Collection entries.
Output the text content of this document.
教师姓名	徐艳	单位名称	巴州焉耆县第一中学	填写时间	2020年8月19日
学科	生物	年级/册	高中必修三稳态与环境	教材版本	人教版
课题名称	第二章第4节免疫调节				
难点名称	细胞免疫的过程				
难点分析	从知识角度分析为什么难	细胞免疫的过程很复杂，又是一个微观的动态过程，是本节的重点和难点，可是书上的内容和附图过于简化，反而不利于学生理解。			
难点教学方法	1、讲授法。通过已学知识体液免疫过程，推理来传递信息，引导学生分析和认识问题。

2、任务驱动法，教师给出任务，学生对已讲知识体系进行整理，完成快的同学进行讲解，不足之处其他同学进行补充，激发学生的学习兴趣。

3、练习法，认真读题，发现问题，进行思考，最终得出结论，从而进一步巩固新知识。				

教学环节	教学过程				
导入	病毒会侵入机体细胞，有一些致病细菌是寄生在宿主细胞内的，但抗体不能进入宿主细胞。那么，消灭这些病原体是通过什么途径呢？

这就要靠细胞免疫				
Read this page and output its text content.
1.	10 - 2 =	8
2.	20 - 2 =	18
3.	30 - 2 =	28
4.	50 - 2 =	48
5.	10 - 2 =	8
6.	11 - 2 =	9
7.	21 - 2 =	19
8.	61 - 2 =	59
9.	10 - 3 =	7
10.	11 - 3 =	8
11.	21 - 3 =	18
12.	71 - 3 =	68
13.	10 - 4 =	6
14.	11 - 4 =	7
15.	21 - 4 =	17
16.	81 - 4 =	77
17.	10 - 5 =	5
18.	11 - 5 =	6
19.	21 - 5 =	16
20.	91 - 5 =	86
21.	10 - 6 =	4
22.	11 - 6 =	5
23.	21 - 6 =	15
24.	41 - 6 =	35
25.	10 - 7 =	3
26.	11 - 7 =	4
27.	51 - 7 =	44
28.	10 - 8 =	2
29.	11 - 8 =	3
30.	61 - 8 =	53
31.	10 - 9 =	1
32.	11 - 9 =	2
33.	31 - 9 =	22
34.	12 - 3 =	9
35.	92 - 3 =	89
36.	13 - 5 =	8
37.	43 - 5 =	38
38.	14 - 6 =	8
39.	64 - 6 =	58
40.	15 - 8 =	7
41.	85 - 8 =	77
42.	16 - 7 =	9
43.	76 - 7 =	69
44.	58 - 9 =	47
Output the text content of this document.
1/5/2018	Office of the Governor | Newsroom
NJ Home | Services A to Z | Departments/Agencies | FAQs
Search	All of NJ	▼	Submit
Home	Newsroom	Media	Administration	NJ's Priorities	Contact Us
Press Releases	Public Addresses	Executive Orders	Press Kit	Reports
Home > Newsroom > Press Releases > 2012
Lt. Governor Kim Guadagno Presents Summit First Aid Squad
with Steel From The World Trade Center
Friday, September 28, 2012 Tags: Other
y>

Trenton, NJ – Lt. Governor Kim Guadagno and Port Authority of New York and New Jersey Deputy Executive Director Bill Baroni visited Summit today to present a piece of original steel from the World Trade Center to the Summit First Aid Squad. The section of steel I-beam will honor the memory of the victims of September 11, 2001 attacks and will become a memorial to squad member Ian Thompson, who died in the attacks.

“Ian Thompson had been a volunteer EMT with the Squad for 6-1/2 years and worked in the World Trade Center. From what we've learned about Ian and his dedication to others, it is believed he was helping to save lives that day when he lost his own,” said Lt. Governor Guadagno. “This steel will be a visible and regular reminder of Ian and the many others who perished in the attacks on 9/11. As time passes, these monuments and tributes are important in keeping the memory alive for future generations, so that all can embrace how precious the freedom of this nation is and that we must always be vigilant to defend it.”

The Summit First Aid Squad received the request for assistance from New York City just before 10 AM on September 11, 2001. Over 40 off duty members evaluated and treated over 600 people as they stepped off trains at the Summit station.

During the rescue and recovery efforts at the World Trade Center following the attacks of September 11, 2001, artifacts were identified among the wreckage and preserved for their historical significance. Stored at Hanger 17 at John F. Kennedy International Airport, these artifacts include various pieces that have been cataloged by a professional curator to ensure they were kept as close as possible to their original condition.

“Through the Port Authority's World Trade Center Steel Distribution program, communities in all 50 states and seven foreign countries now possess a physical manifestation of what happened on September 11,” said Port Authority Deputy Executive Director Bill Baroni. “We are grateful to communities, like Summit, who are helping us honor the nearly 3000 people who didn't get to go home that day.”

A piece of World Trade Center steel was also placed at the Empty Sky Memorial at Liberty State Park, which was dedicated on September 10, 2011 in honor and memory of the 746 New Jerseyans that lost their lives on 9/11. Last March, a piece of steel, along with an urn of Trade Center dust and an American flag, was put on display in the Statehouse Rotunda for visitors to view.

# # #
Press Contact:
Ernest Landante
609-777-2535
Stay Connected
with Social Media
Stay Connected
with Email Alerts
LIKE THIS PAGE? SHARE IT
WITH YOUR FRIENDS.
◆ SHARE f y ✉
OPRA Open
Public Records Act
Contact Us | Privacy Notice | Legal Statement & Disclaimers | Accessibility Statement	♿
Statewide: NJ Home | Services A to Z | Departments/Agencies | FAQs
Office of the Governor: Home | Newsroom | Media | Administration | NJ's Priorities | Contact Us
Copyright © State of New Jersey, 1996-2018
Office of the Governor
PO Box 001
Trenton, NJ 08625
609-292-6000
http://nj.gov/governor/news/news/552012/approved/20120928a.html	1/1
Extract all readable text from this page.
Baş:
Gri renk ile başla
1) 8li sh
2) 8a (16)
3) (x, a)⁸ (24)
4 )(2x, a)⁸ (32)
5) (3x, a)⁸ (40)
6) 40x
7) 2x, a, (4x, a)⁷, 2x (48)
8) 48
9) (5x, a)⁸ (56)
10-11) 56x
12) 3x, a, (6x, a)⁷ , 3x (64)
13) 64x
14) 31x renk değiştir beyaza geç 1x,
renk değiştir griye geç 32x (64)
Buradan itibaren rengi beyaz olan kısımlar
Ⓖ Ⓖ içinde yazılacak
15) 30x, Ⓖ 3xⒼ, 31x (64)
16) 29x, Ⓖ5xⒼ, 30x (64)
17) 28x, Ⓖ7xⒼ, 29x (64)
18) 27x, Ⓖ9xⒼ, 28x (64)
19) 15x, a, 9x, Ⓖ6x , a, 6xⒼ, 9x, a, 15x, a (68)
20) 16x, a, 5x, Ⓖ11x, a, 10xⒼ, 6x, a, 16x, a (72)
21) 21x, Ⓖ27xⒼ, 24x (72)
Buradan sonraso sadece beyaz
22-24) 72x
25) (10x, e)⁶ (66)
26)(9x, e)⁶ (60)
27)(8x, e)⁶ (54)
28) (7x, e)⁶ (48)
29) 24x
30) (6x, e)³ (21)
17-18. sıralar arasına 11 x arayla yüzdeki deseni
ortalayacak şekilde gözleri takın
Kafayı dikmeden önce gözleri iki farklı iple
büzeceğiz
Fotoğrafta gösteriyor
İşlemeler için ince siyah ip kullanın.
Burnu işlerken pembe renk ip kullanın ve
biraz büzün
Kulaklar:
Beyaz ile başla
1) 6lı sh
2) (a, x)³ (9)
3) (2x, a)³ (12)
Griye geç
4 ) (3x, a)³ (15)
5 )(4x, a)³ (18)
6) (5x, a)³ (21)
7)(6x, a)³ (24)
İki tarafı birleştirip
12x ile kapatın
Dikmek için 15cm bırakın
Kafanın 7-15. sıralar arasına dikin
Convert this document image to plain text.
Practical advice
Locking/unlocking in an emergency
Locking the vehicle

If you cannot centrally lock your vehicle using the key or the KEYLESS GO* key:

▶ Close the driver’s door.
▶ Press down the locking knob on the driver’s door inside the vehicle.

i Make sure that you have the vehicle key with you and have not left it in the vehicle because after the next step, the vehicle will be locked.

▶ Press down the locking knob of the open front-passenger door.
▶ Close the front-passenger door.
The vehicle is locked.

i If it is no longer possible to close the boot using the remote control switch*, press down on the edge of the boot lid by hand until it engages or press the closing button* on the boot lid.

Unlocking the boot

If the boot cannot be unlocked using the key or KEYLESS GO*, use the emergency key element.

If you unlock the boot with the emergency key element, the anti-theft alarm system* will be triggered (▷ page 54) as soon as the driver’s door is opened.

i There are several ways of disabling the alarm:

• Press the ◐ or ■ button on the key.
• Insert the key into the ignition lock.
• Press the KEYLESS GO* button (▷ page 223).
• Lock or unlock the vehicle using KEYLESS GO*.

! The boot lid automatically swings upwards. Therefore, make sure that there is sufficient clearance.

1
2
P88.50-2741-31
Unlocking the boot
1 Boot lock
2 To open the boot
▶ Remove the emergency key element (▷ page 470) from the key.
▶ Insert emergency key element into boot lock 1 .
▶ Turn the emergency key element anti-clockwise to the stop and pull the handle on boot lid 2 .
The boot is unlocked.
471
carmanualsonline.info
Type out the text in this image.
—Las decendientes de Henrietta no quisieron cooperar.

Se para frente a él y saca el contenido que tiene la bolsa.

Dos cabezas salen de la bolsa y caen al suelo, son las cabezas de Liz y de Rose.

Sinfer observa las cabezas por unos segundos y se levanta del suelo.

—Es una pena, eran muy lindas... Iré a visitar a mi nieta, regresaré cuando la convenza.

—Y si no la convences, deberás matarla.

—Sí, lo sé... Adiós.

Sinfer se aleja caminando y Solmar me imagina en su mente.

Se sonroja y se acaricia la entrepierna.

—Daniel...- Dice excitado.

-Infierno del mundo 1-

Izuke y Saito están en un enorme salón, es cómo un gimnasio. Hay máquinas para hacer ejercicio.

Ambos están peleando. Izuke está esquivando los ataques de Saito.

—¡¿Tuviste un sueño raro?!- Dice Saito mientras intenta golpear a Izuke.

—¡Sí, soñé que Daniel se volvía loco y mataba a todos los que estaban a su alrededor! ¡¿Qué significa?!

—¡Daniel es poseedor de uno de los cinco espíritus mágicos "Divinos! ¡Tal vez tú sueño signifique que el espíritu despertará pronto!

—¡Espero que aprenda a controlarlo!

YOUR OBJECTIVE. Check each line of the records for the word "their" and extract those that contain it.

RESULT FOR THIS EXERCISE.
During the rescue and recovery efforts at the World Trade Center following the attacks of September 11, 2001, artifacts were identified among the wreckage and preserved for their historical significance. Stored at Hanger 17 at John F. Kennedy International Airport, these artifacts include various pieces that have been cataloged by a professional curator to ensure they were kept as close as possible to their original condition.
A piece of World Trade Center steel was also placed at the Empty Sky Memorial at Liberty State Park, which was dedicated on September 10, 2011 in honor and memory of the 746 New Jerseyans that lost their lives on 9/11. Last March, a piece of steel, along with an urn of Trade Center dust and an American flag, was put on display in the Statehouse Rotunda for visitors to view.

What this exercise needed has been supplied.